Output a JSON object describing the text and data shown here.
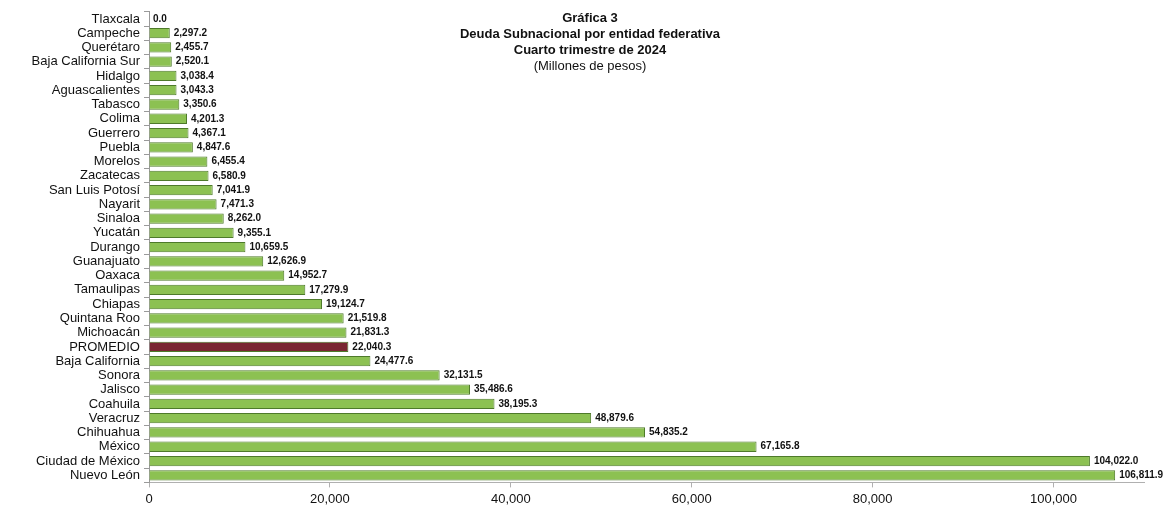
{
  "chart_data": {
    "type": "bar",
    "orientation": "horizontal",
    "title": "Gráfica 3\nDeuda Subnacional por entidad federativa\nCuarto trimestre de 2024",
    "subtitle": "(Millones de pesos)",
    "categories": [
      "Tlaxcala",
      "Campeche",
      "Querétaro",
      "Baja California Sur",
      "Hidalgo",
      "Aguascalientes",
      "Tabasco",
      "Colima",
      "Guerrero",
      "Puebla",
      "Morelos",
      "Zacatecas",
      "San Luis Potosí",
      "Nayarit",
      "Sinaloa",
      "Yucatán",
      "Durango",
      "Guanajuato",
      "Oaxaca",
      "Tamaulipas",
      "Chiapas",
      "Quintana Roo",
      "Michoacán",
      "PROMEDIO",
      "Baja California",
      "Sonora",
      "Jalisco",
      "Coahuila",
      "Veracruz",
      "Chihuahua",
      "México",
      "Ciudad de México",
      "Nuevo León"
    ],
    "values": [
      0.0,
      2297.2,
      2455.7,
      2520.1,
      3038.4,
      3043.3,
      3350.6,
      4201.3,
      4367.1,
      4847.6,
      6455.4,
      6580.9,
      7041.9,
      7471.3,
      8262.0,
      9355.1,
      10659.5,
      12626.9,
      14952.7,
      17279.9,
      19124.7,
      21519.8,
      21831.3,
      22040.3,
      24477.6,
      32131.5,
      35486.6,
      38195.3,
      48879.6,
      54835.2,
      67165.8,
      104022.0,
      106811.9
    ],
    "value_labels": [
      "0.0",
      "2,297.2",
      "2,455.7",
      "2,520.1",
      "3,038.4",
      "3,043.3",
      "3,350.6",
      "4,201.3",
      "4,367.1",
      "4,847.6",
      "6,455.4",
      "6,580.9",
      "7,041.9",
      "7,471.3",
      "8,262.0",
      "9,355.1",
      "10,659.5",
      "12,626.9",
      "14,952.7",
      "17,279.9",
      "19,124.7",
      "21,519.8",
      "21,831.3",
      "22,040.3",
      "24,477.6",
      "32,131.5",
      "35,486.6",
      "38,195.3",
      "48,879.6",
      "54,835.2",
      "67,165.8",
      "104,022.0",
      "106,811.9"
    ],
    "colors": [
      "#8cc152",
      "#8cc152",
      "#8cc152",
      "#8cc152",
      "#8cc152",
      "#8cc152",
      "#8cc152",
      "#8cc152",
      "#8cc152",
      "#8cc152",
      "#8cc152",
      "#8cc152",
      "#8cc152",
      "#8cc152",
      "#8cc152",
      "#8cc152",
      "#8cc152",
      "#8cc152",
      "#8cc152",
      "#8cc152",
      "#8cc152",
      "#8cc152",
      "#8cc152",
      "#7a2631",
      "#8cc152",
      "#8cc152",
      "#8cc152",
      "#8cc152",
      "#8cc152",
      "#8cc152",
      "#8cc152",
      "#8cc152",
      "#8cc152"
    ],
    "xlim": [
      0,
      110000
    ],
    "xticks": [
      0,
      {
        "value": 20000,
        "label": "20,000"
      },
      {
        "value": 40000,
        "label": "40,000"
      },
      {
        "value": 60000,
        "label": "60,000"
      },
      {
        "value": 80000,
        "label": "80,000"
      },
      {
        "value": 100000,
        "label": "100,000"
      }
    ],
    "grid": false,
    "legend": false
  }
}
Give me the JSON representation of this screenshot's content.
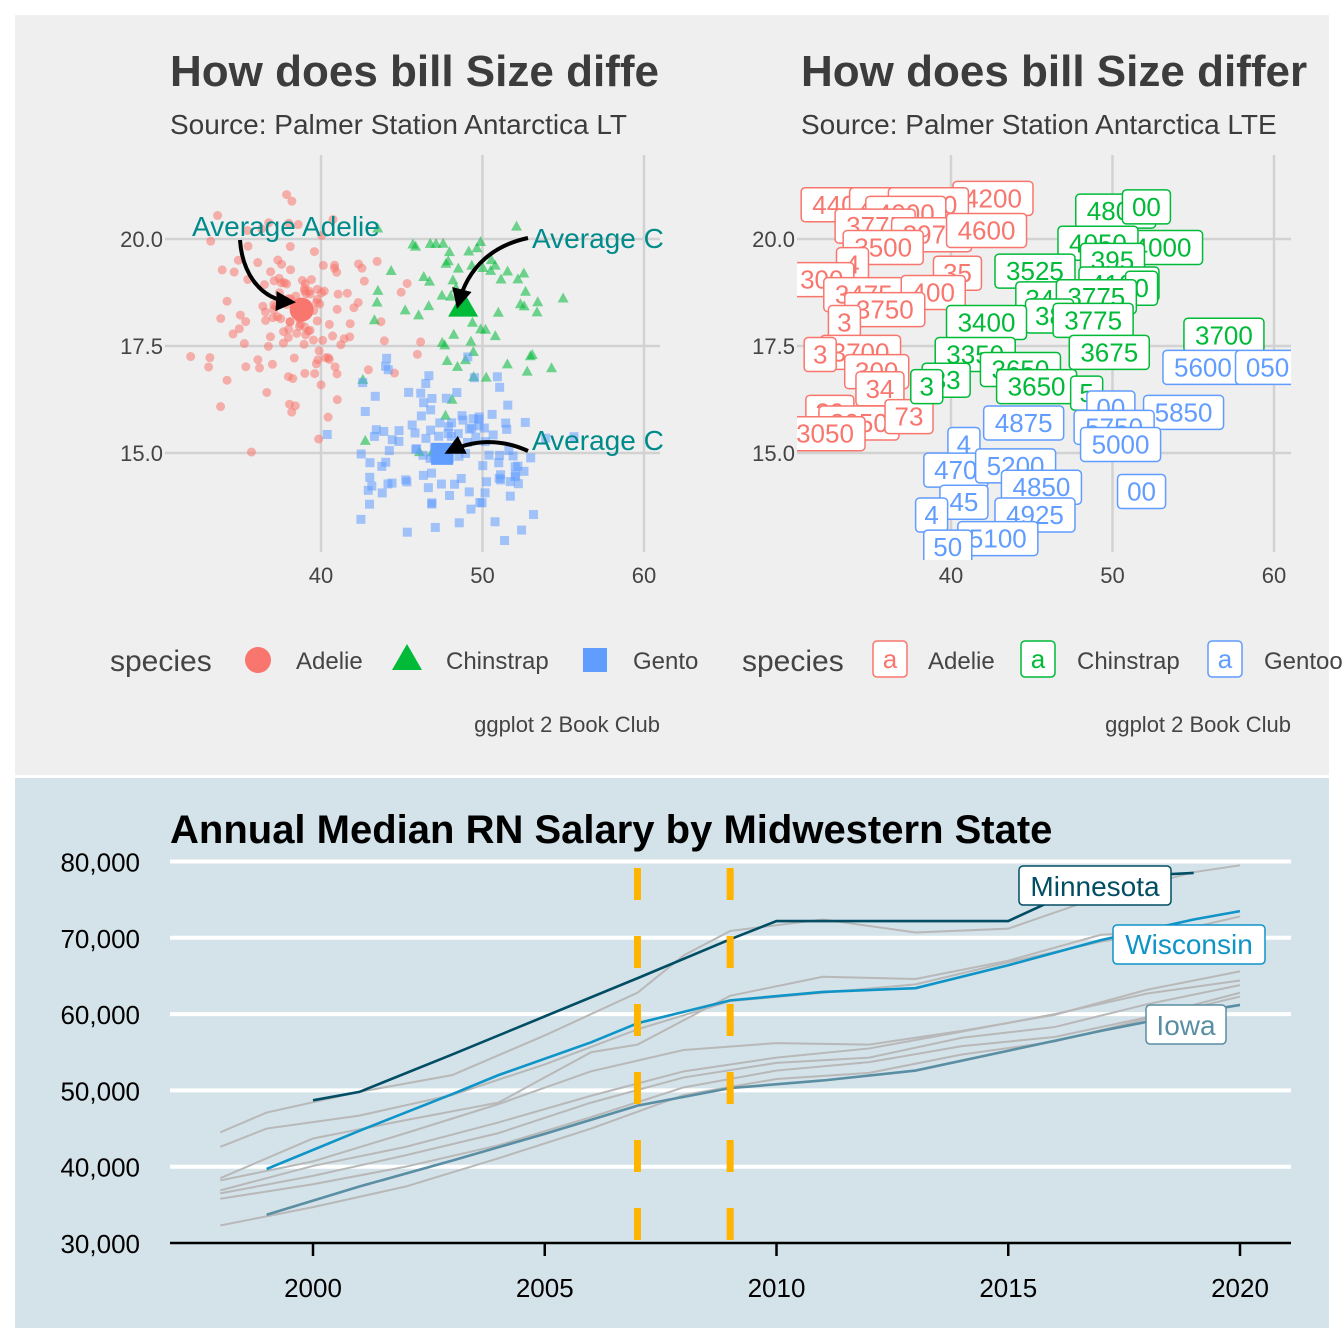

· · · · · · ·

(GIVEN REQUEST): Make an exact copy of the records above, with the pictures left out.

(CORRECT RESPONSE):
Output a JSON object describing the text and data shown here.
{
  "chart_data": {
    "type": "bar",
    "orientation": "horizontal",
    "title": "Gráfica 3\nDeuda Subnacional por entidad federativa\nCuarto trimestre de 2024",
    "subtitle": "(Millones de pesos)",
    "categories": [
      "Tlaxcala",
      "Campeche",
      "Querétaro",
      "Baja California Sur",
      "Hidalgo",
      "Aguascalientes",
      "Tabasco",
      "Colima",
      "Guerrero",
      "Puebla",
      "Morelos",
      "Zacatecas",
      "San Luis Potosí",
      "Nayarit",
      "Sinaloa",
      "Yucatán",
      "Durango",
      "Guanajuato",
      "Oaxaca",
      "Tamaulipas",
      "Chiapas",
      "Quintana Roo",
      "Michoacán",
      "PROMEDIO",
      "Baja California",
      "Sonora",
      "Jalisco",
      "Coahuila",
      "Veracruz",
      "Chihuahua",
      "México",
      "Ciudad de México",
      "Nuevo León"
    ],
    "values": [
      0.0,
      2297.2,
      2455.7,
      2520.1,
      3038.4,
      3043.3,
      3350.6,
      4201.3,
      4367.1,
      4847.6,
      6455.4,
      6580.9,
      7041.9,
      7471.3,
      8262.0,
      9355.1,
      10659.5,
      12626.9,
      14952.7,
      17279.9,
      19124.7,
      21519.8,
      21831.3,
      22040.3,
      24477.6,
      32131.5,
      35486.6,
      38195.3,
      48879.6,
      54835.2,
      67165.8,
      104022.0,
      106811.9
    ],
    "value_labels": [
      "0.0",
      "2,297.2",
      "2,455.7",
      "2,520.1",
      "3,038.4",
      "3,043.3",
      "3,350.6",
      "4,201.3",
      "4,367.1",
      "4,847.6",
      "6,455.4",
      "6,580.9",
      "7,041.9",
      "7,471.3",
      "8,262.0",
      "9,355.1",
      "10,659.5",
      "12,626.9",
      "14,952.7",
      "17,279.9",
      "19,124.7",
      "21,519.8",
      "21,831.3",
      "22,040.3",
      "24,477.6",
      "32,131.5",
      "35,486.6",
      "38,195.3",
      "48,879.6",
      "54,835.2",
      "67,165.8",
      "104,022.0",
      "106,811.9"
    ],
    "colors": [
      "#8cc152",
      "#8cc152",
      "#8cc152",
      "#8cc152",
      "#8cc152",
      "#8cc152",
      "#8cc152",
      "#8cc152",
      "#8cc152",
      "#8cc152",
      "#8cc152",
      "#8cc152",
      "#8cc152",
      "#8cc152",
      "#8cc152",
      "#8cc152",
      "#8cc152",
      "#8cc152",
      "#8cc152",
      "#8cc152",
      "#8cc152",
      "#8cc152",
      "#8cc152",
      "#7a2631",
      "#8cc152",
      "#8cc152",
      "#8cc152",
      "#8cc152",
      "#8cc152",
      "#8cc152",
      "#8cc152",
      "#8cc152",
      "#8cc152"
    ],
    "xlim": [
      0,
      110000
    ],
    "xticks": [
      0,
      {
        "value": 20000,
        "label": "20,000"
      },
      {
        "value": 40000,
        "label": "40,000"
      },
      {
        "value": 60000,
        "label": "60,000"
      },
      {
        "value": 80000,
        "label": "80,000"
      },
      {
        "value": 100000,
        "label": "100,000"
      }
    ],
    "grid": false,
    "legend": false
  }
}
Give me the JSON representation of this screenshot's content.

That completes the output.